■ **Task prompt**
Reproduce the data below word for word, keeping every line in its original order.

— BEGIN Dataset content —

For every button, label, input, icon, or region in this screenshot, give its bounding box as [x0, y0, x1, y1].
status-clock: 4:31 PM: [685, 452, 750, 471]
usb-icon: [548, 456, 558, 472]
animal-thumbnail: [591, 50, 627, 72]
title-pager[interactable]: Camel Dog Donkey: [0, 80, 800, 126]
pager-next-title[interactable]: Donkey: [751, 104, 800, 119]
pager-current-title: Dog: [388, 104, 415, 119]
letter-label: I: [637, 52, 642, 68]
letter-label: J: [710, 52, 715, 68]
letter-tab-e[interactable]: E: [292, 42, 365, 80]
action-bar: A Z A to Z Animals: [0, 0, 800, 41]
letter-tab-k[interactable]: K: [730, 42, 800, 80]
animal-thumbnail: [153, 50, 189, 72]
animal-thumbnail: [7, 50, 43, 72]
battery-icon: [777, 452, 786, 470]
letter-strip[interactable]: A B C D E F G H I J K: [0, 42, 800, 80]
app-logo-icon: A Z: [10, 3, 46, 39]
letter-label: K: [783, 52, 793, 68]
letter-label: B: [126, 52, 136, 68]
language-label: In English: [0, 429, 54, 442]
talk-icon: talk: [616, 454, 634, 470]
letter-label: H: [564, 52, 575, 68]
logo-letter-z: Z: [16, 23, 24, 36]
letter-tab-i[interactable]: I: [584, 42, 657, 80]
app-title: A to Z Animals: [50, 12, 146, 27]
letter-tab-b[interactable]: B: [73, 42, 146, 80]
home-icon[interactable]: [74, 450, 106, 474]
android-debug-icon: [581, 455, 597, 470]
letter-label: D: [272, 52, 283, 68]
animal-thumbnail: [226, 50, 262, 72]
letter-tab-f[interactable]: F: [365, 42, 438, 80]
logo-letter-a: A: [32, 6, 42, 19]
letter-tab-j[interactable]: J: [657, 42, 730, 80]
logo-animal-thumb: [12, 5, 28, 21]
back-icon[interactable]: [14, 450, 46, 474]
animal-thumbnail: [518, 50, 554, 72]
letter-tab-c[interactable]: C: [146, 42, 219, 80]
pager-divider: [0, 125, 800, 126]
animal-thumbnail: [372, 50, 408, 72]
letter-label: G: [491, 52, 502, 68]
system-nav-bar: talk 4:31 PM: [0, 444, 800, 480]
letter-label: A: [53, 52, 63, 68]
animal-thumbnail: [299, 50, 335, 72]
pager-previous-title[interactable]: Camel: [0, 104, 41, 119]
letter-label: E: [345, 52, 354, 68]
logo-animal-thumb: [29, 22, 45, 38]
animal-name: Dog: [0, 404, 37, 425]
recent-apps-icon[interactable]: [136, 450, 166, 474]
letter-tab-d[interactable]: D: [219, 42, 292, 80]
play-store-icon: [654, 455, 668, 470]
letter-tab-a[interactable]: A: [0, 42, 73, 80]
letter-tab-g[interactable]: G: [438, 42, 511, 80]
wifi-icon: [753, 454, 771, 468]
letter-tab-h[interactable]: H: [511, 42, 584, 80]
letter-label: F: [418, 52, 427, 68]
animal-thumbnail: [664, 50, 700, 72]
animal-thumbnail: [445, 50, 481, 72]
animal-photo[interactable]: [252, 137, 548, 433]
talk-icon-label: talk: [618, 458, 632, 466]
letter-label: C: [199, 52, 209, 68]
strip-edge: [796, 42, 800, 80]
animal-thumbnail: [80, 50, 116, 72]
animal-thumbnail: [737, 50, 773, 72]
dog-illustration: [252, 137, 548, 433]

— END Dataset content —

■ **Answer**
For every button, label, input, icon, or region in this screenshot, give its bounding box as [x0, y0, x1, y1].
status-clock: 4:31 PM: [685, 452, 750, 471]
usb-icon: [548, 456, 558, 472]
animal-thumbnail: [591, 50, 627, 72]
title-pager[interactable]: Camel Dog Donkey: [0, 80, 800, 126]
pager-next-title[interactable]: Donkey: [751, 104, 800, 119]
pager-current-title: Dog: [388, 104, 415, 119]
letter-label: I: [637, 52, 642, 68]
letter-label: J: [710, 52, 715, 68]
letter-tab-e[interactable]: E: [292, 42, 365, 80]
action-bar: A Z A to Z Animals: [0, 0, 800, 41]
letter-tab-k[interactable]: K: [730, 42, 800, 80]
animal-thumbnail: [153, 50, 189, 72]
animal-thumbnail: [7, 50, 43, 72]
battery-icon: [777, 452, 786, 470]
letter-strip[interactable]: A B C D E F G H I J K: [0, 42, 800, 80]
app-logo-icon: A Z: [10, 3, 46, 39]
letter-label: K: [783, 52, 793, 68]
letter-label: B: [126, 52, 136, 68]
language-label: In English: [0, 429, 54, 442]
talk-icon: talk: [616, 454, 634, 470]
letter-label: H: [564, 52, 575, 68]
logo-letter-z: Z: [16, 23, 24, 36]
letter-tab-i[interactable]: I: [584, 42, 657, 80]
app-title: A to Z Animals: [50, 12, 146, 27]
letter-tab-b[interactable]: B: [73, 42, 146, 80]
home-icon[interactable]: [74, 450, 106, 474]
android-debug-icon: [581, 455, 597, 470]
letter-label: D: [272, 52, 283, 68]
animal-thumbnail: [226, 50, 262, 72]
letter-tab-f[interactable]: F: [365, 42, 438, 80]
logo-letter-a: A: [32, 6, 42, 19]
letter-tab-j[interactable]: J: [657, 42, 730, 80]
logo-animal-thumb: [12, 5, 28, 21]
back-icon[interactable]: [14, 450, 46, 474]
animal-thumbnail: [518, 50, 554, 72]
letter-tab-c[interactable]: C: [146, 42, 219, 80]
pager-divider: [0, 125, 800, 126]
animal-thumbnail: [372, 50, 408, 72]
letter-label: G: [491, 52, 502, 68]
system-nav-bar: talk 4:31 PM: [0, 444, 800, 480]
letter-label: A: [53, 52, 63, 68]
animal-thumbnail: [299, 50, 335, 72]
pager-previous-title[interactable]: Camel: [0, 104, 41, 119]
letter-label: E: [345, 52, 354, 68]
logo-animal-thumb: [29, 22, 45, 38]
animal-name: Dog: [0, 404, 37, 425]
recent-apps-icon[interactable]: [136, 450, 166, 474]
letter-tab-d[interactable]: D: [219, 42, 292, 80]
play-store-icon: [654, 455, 668, 470]
letter-tab-a[interactable]: A: [0, 42, 73, 80]
letter-tab-g[interactable]: G: [438, 42, 511, 80]
wifi-icon: [753, 454, 771, 468]
letter-tab-h[interactable]: H: [511, 42, 584, 80]
letter-label: F: [418, 52, 427, 68]
animal-thumbnail: [664, 50, 700, 72]
animal-thumbnail: [445, 50, 481, 72]
animal-photo[interactable]: [252, 137, 548, 433]
talk-icon-label: talk: [618, 458, 632, 466]
letter-label: C: [199, 52, 209, 68]
strip-edge: [796, 42, 800, 80]
animal-thumbnail: [80, 50, 116, 72]
animal-thumbnail: [737, 50, 773, 72]
dog-illustration: [252, 137, 548, 433]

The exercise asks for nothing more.